(Stored entries)
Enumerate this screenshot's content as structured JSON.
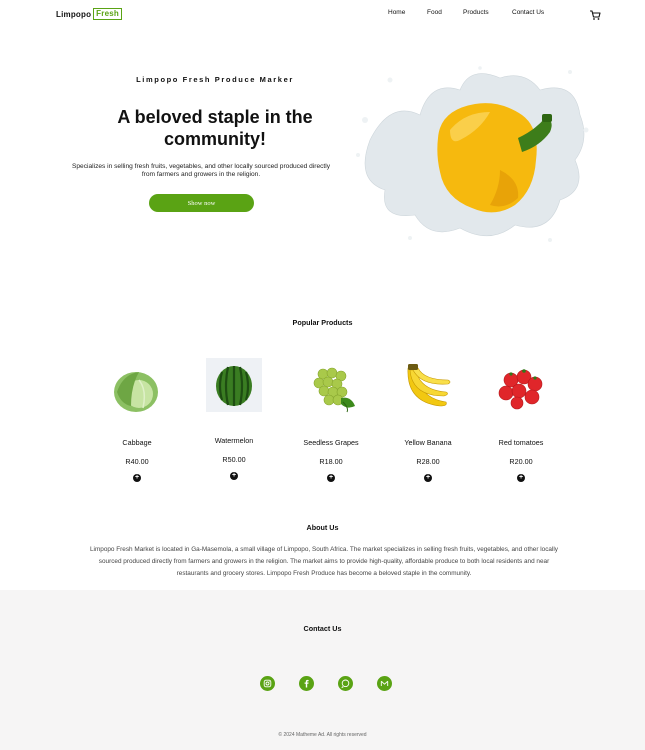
{
  "brand": {
    "part1": "Limpopo",
    "part2": "Fresh"
  },
  "nav": {
    "home": "Home",
    "food": "Food",
    "products": "Products",
    "contact": "Contact Us"
  },
  "hero": {
    "eyebrow": "Limpopo Fresh Produce Marker",
    "title": "A beloved staple in the community!",
    "description": "Specializes in selling fresh fruits, vegetables, and other locally sourced produced directly from farmers and growers in the religion.",
    "button": "Show now"
  },
  "products": {
    "title": "Popular Products",
    "items": [
      {
        "name": "Cabbage",
        "price": "R40.00"
      },
      {
        "name": "Watermelon",
        "price": "R50.00"
      },
      {
        "name": "Seedless Grapes",
        "price": "R18.00"
      },
      {
        "name": "Yellow Banana",
        "price": "R28.00"
      },
      {
        "name": "Red tomatoes",
        "price": "R20.00"
      }
    ]
  },
  "about": {
    "title": "About Us",
    "text": "Limpopo Fresh Market is located in Ga-Masemola, a small village of Limpopo, South Africa. The market specializes in selling fresh fruits, vegetables, and other locally sourced produced directly from farmers and growers in the religion. The market aims to provide high-quality, affordable produce to both local residents and near restaurants and grocery stores. Limpopo Fresh Produce has become a beloved staple in the community."
  },
  "contact": {
    "title": "Contact Us",
    "icons": [
      "instagram-icon",
      "facebook-icon",
      "whatsapp-icon",
      "mail-icon"
    ]
  },
  "footer": {
    "copyright": "© 2024 Matheme Ad. All rights reserved"
  },
  "colors": {
    "accent": "#5aa314",
    "contact_bg": "#f6f5f5"
  }
}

◆ **Instructions to follow**
Leave out the pictures and transcribe the entries above exactly.

◆ **Completed task**
Enumerate this screenshot's content as structured JSON.
{
  "brand": {
    "part1": "Limpopo",
    "part2": "Fresh"
  },
  "nav": {
    "home": "Home",
    "food": "Food",
    "products": "Products",
    "contact": "Contact Us"
  },
  "hero": {
    "eyebrow": "Limpopo Fresh Produce Marker",
    "title": "A beloved staple in the community!",
    "description": "Specializes in selling fresh fruits, vegetables, and other locally sourced produced directly from farmers and growers in the religion.",
    "button": "Show now"
  },
  "products": {
    "title": "Popular Products",
    "items": [
      {
        "name": "Cabbage",
        "price": "R40.00"
      },
      {
        "name": "Watermelon",
        "price": "R50.00"
      },
      {
        "name": "Seedless Grapes",
        "price": "R18.00"
      },
      {
        "name": "Yellow Banana",
        "price": "R28.00"
      },
      {
        "name": "Red tomatoes",
        "price": "R20.00"
      }
    ]
  },
  "about": {
    "title": "About Us",
    "text": "Limpopo Fresh Market is located in Ga-Masemola, a small village of Limpopo, South Africa. The market specializes in selling fresh fruits, vegetables, and other locally sourced produced directly from farmers and growers in the religion. The market aims to provide high-quality, affordable produce to both local residents and near restaurants and grocery stores. Limpopo Fresh Produce has become a beloved staple in the community."
  },
  "contact": {
    "title": "Contact Us",
    "icons": [
      "instagram-icon",
      "facebook-icon",
      "whatsapp-icon",
      "mail-icon"
    ]
  },
  "footer": {
    "copyright": "© 2024 Matheme Ad. All rights reserved"
  },
  "colors": {
    "accent": "#5aa314",
    "contact_bg": "#f6f5f5"
  }
}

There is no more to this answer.